-- EXTRACTED MATERIAL --
────────

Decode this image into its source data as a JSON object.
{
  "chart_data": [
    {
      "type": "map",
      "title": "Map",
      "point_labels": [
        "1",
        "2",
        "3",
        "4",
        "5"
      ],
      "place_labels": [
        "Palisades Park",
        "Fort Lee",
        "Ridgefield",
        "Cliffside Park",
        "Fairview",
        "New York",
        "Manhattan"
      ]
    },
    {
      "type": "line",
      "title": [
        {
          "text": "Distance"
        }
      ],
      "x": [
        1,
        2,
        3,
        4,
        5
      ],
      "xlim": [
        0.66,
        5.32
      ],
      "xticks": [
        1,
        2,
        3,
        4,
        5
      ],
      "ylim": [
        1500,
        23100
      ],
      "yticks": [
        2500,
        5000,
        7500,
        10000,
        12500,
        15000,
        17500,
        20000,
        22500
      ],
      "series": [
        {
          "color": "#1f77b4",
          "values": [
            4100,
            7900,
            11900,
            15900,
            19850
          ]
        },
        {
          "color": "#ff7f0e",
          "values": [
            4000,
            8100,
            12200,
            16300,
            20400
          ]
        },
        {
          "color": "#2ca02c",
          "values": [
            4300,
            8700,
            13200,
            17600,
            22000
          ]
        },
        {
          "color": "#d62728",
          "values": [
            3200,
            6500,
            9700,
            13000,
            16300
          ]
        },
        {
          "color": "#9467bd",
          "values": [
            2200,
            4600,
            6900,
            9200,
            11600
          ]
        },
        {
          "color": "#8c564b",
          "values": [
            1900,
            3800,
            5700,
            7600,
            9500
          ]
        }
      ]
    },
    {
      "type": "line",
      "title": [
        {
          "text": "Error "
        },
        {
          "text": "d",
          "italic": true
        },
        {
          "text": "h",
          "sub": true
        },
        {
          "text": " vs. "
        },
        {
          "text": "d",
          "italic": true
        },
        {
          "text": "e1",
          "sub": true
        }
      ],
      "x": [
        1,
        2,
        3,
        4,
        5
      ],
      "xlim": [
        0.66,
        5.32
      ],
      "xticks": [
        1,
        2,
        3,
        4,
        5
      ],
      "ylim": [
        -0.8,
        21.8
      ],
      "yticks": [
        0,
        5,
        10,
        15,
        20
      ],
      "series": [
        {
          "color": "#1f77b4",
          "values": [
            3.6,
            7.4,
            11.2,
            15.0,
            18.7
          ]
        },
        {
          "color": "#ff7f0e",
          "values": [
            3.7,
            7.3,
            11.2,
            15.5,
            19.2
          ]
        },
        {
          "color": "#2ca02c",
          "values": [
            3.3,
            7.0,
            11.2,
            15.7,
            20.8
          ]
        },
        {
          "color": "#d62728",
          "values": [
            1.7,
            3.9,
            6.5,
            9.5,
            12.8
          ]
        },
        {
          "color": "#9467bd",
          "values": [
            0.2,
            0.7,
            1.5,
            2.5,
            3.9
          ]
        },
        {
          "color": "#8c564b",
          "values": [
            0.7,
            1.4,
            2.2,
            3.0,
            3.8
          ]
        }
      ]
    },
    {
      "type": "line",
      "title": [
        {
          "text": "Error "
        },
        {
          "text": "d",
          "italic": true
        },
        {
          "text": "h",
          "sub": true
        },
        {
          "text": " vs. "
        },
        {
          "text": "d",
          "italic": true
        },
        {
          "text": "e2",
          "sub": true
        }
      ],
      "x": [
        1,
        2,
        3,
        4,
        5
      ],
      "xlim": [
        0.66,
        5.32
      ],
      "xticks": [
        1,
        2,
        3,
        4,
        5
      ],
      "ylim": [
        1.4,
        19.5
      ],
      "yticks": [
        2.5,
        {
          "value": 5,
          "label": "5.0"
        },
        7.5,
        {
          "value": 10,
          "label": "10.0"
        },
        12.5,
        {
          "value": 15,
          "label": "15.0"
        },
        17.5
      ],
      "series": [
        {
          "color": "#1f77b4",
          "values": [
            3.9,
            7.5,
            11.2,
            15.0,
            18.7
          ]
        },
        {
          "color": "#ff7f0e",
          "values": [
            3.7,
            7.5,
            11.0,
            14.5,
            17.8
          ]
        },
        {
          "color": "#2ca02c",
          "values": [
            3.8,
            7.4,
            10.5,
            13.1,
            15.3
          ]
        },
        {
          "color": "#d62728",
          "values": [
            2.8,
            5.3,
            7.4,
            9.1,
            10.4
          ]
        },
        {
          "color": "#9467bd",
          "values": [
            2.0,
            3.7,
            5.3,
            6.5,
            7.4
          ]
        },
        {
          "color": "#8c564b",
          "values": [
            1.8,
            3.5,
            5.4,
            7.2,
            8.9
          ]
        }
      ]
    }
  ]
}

────────

-- THE TASK --
Reproduce the material precisely, including every line.

-- SOLUTION FOR THIS TASK --
Decode this image into its source data as a JSON object.
{
  "chart_data": [
    {
      "type": "map",
      "title": "Map",
      "point_labels": [
        "1",
        "2",
        "3",
        "4",
        "5"
      ],
      "place_labels": [
        "Palisades Park",
        "Fort Lee",
        "Ridgefield",
        "Cliffside Park",
        "Fairview",
        "New York",
        "Manhattan"
      ]
    },
    {
      "type": "line",
      "title": [
        {
          "text": "Distance"
        }
      ],
      "x": [
        1,
        2,
        3,
        4,
        5
      ],
      "xlim": [
        0.66,
        5.32
      ],
      "xticks": [
        1,
        2,
        3,
        4,
        5
      ],
      "ylim": [
        1500,
        23100
      ],
      "yticks": [
        2500,
        5000,
        7500,
        10000,
        12500,
        15000,
        17500,
        20000,
        22500
      ],
      "series": [
        {
          "color": "#1f77b4",
          "values": [
            4100,
            7900,
            11900,
            15900,
            19850
          ]
        },
        {
          "color": "#ff7f0e",
          "values": [
            4000,
            8100,
            12200,
            16300,
            20400
          ]
        },
        {
          "color": "#2ca02c",
          "values": [
            4300,
            8700,
            13200,
            17600,
            22000
          ]
        },
        {
          "color": "#d62728",
          "values": [
            3200,
            6500,
            9700,
            13000,
            16300
          ]
        },
        {
          "color": "#9467bd",
          "values": [
            2200,
            4600,
            6900,
            9200,
            11600
          ]
        },
        {
          "color": "#8c564b",
          "values": [
            1900,
            3800,
            5700,
            7600,
            9500
          ]
        }
      ]
    },
    {
      "type": "line",
      "title": [
        {
          "text": "Error "
        },
        {
          "text": "d",
          "italic": true
        },
        {
          "text": "h",
          "sub": true
        },
        {
          "text": " vs. "
        },
        {
          "text": "d",
          "italic": true
        },
        {
          "text": "e1",
          "sub": true
        }
      ],
      "x": [
        1,
        2,
        3,
        4,
        5
      ],
      "xlim": [
        0.66,
        5.32
      ],
      "xticks": [
        1,
        2,
        3,
        4,
        5
      ],
      "ylim": [
        -0.8,
        21.8
      ],
      "yticks": [
        0,
        5,
        10,
        15,
        20
      ],
      "series": [
        {
          "color": "#1f77b4",
          "values": [
            3.6,
            7.4,
            11.2,
            15.0,
            18.7
          ]
        },
        {
          "color": "#ff7f0e",
          "values": [
            3.7,
            7.3,
            11.2,
            15.5,
            19.2
          ]
        },
        {
          "color": "#2ca02c",
          "values": [
            3.3,
            7.0,
            11.2,
            15.7,
            20.8
          ]
        },
        {
          "color": "#d62728",
          "values": [
            1.7,
            3.9,
            6.5,
            9.5,
            12.8
          ]
        },
        {
          "color": "#9467bd",
          "values": [
            0.2,
            0.7,
            1.5,
            2.5,
            3.9
          ]
        },
        {
          "color": "#8c564b",
          "values": [
            0.7,
            1.4,
            2.2,
            3.0,
            3.8
          ]
        }
      ]
    },
    {
      "type": "line",
      "title": [
        {
          "text": "Error "
        },
        {
          "text": "d",
          "italic": true
        },
        {
          "text": "h",
          "sub": true
        },
        {
          "text": " vs. "
        },
        {
          "text": "d",
          "italic": true
        },
        {
          "text": "e2",
          "sub": true
        }
      ],
      "x": [
        1,
        2,
        3,
        4,
        5
      ],
      "xlim": [
        0.66,
        5.32
      ],
      "xticks": [
        1,
        2,
        3,
        4,
        5
      ],
      "ylim": [
        1.4,
        19.5
      ],
      "yticks": [
        2.5,
        {
          "value": 5,
          "label": "5.0"
        },
        7.5,
        {
          "value": 10,
          "label": "10.0"
        },
        12.5,
        {
          "value": 15,
          "label": "15.0"
        },
        17.5
      ],
      "series": [
        {
          "color": "#1f77b4",
          "values": [
            3.9,
            7.5,
            11.2,
            15.0,
            18.7
          ]
        },
        {
          "color": "#ff7f0e",
          "values": [
            3.7,
            7.5,
            11.0,
            14.5,
            17.8
          ]
        },
        {
          "color": "#2ca02c",
          "values": [
            3.8,
            7.4,
            10.5,
            13.1,
            15.3
          ]
        },
        {
          "color": "#d62728",
          "values": [
            2.8,
            5.3,
            7.4,
            9.1,
            10.4
          ]
        },
        {
          "color": "#9467bd",
          "values": [
            2.0,
            3.7,
            5.3,
            6.5,
            7.4
          ]
        },
        {
          "color": "#8c564b",
          "values": [
            1.8,
            3.5,
            5.4,
            7.2,
            8.9
          ]
        }
      ]
    }
  ]
}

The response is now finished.